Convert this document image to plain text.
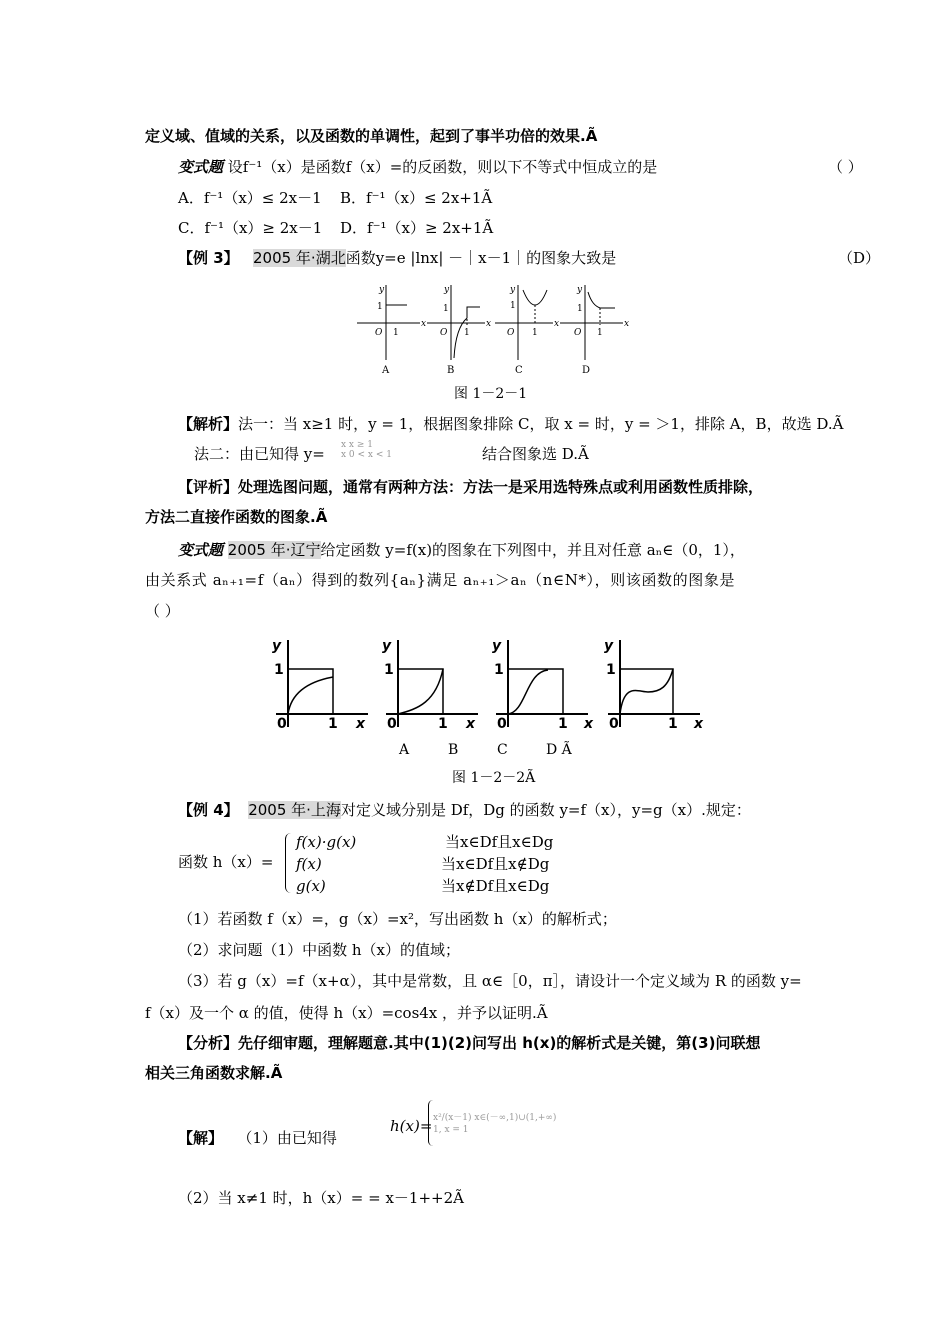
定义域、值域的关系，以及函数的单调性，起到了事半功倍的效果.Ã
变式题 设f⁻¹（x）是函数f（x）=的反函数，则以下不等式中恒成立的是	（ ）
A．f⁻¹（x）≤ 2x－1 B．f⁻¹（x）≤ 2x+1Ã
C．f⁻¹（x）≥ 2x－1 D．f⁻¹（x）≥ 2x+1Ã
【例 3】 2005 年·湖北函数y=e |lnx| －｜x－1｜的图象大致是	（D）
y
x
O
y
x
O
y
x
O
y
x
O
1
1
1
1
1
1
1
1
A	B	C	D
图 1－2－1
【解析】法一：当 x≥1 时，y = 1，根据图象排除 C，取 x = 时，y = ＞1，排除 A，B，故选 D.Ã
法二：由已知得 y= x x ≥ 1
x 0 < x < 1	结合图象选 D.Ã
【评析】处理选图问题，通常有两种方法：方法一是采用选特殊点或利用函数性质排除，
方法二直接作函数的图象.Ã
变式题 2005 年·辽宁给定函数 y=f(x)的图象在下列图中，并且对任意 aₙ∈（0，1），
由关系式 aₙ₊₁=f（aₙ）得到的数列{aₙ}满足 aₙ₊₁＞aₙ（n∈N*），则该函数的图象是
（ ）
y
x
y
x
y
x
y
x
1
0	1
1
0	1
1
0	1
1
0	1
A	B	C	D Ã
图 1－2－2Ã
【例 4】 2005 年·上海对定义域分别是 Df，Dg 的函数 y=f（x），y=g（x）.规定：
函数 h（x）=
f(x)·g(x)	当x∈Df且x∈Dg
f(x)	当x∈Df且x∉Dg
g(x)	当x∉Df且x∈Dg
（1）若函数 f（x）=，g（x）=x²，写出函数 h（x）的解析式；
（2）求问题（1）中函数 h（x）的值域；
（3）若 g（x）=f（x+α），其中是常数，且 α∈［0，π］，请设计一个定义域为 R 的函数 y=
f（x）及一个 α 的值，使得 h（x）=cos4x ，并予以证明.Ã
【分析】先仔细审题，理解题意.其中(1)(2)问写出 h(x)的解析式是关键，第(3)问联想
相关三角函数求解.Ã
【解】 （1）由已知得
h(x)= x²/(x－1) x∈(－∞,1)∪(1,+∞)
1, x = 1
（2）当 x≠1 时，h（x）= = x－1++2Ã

_____

To do
Give the data again exactly as written, with all pictures left out.

Final answer
Convert this document image to plain text.
定义域、值域的关系，以及函数的单调性，起到了事半功倍的效果.Ã
变式题 设f⁻¹（x）是函数f（x）=的反函数，则以下不等式中恒成立的是	（ ）
A．f⁻¹（x）≤ 2x－1 B．f⁻¹（x）≤ 2x+1Ã
C．f⁻¹（x）≥ 2x－1 D．f⁻¹（x）≥ 2x+1Ã
【例 3】 2005 年·湖北函数y=e |lnx| －｜x－1｜的图象大致是	（D）
y
x
O
y
x
O
y
x
O
y
x
O
1
1
1
1
1
1
1
1
A	B	C	D
图 1－2－1
【解析】法一：当 x≥1 时，y = 1，根据图象排除 C，取 x = 时，y = ＞1，排除 A，B，故选 D.Ã
法二：由已知得 y= x x ≥ 1
x 0 < x < 1	结合图象选 D.Ã
【评析】处理选图问题，通常有两种方法：方法一是采用选特殊点或利用函数性质排除，
方法二直接作函数的图象.Ã
变式题 2005 年·辽宁给定函数 y=f(x)的图象在下列图中，并且对任意 aₙ∈（0，1），
由关系式 aₙ₊₁=f（aₙ）得到的数列{aₙ}满足 aₙ₊₁＞aₙ（n∈N*），则该函数的图象是
（ ）
y
x
y
x
y
x
y
x
1
0	1
1
0	1
1
0	1
1
0	1
A	B	C	D Ã
图 1－2－2Ã
【例 4】 2005 年·上海对定义域分别是 Df，Dg 的函数 y=f（x），y=g（x）.规定：
函数 h（x）=
f(x)·g(x)	当x∈Df且x∈Dg
f(x)	当x∈Df且x∉Dg
g(x)	当x∉Df且x∈Dg
（1）若函数 f（x）=，g（x）=x²，写出函数 h（x）的解析式；
（2）求问题（1）中函数 h（x）的值域；
（3）若 g（x）=f（x+α），其中是常数，且 α∈［0，π］，请设计一个定义域为 R 的函数 y=
f（x）及一个 α 的值，使得 h（x）=cos4x ，并予以证明.Ã
【分析】先仔细审题，理解题意.其中(1)(2)问写出 h(x)的解析式是关键，第(3)问联想
相关三角函数求解.Ã
【解】 （1）由已知得
h(x)= x²/(x－1) x∈(－∞,1)∪(1,+∞)
1, x = 1
（2）当 x≠1 时，h（x）= = x－1++2Ã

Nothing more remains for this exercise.